YOUR OBJECTIVE -> Without skipping anything, transcribe the listing that follows.

---------- RECORDS FOR THIS TASK ----------

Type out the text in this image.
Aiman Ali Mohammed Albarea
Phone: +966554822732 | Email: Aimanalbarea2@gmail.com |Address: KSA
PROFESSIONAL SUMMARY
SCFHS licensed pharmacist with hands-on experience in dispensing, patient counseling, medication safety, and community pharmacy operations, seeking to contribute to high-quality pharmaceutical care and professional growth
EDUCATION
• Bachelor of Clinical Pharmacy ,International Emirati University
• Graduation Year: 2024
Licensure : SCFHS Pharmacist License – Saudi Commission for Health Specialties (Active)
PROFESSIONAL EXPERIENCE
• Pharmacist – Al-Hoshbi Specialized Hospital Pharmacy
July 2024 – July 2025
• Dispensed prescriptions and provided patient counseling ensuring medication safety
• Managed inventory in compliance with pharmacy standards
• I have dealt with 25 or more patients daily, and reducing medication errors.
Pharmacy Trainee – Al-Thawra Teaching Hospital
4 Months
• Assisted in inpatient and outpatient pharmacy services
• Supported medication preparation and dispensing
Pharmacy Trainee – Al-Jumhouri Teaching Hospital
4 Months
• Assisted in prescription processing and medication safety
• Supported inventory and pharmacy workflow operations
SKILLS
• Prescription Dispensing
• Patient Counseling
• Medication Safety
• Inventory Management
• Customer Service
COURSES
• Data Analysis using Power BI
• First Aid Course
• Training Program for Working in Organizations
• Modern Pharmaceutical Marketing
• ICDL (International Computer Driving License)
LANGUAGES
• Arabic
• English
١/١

----------

COMPLETED EXERCISE ->
Type out the text in this image.
Aiman Ali Mohammed Albarea
Phone: +966554822732 | Email: Aimanalbarea2@gmail.com |Address: KSA
PROFESSIONAL SUMMARY
SCFHS licensed pharmacist with hands-on experience in dispensing, patient counseling, medication safety, and community pharmacy operations, seeking to contribute to high-quality pharmaceutical care and professional growth
EDUCATION
• Bachelor of Clinical Pharmacy ,International Emirati University
• Graduation Year: 2024
Licensure : SCFHS Pharmacist License – Saudi Commission for Health Specialties (Active)
PROFESSIONAL EXPERIENCE
• Pharmacist – Al-Hoshbi Specialized Hospital Pharmacy
July 2024 – July 2025
• Dispensed prescriptions and provided patient counseling ensuring medication safety
• Managed inventory in compliance with pharmacy standards
• I have dealt with 25 or more patients daily, and reducing medication errors.
Pharmacy Trainee – Al-Thawra Teaching Hospital
4 Months
• Assisted in inpatient and outpatient pharmacy services
• Supported medication preparation and dispensing
Pharmacy Trainee – Al-Jumhouri Teaching Hospital
4 Months
• Assisted in prescription processing and medication safety
• Supported inventory and pharmacy workflow operations
SKILLS
• Prescription Dispensing
• Patient Counseling
• Medication Safety
• Inventory Management
• Customer Service
COURSES
• Data Analysis using Power BI
• First Aid Course
• Training Program for Working in Organizations
• Modern Pharmaceutical Marketing
• ICDL (International Computer Driving License)
LANGUAGES
• Arabic
• English
١/١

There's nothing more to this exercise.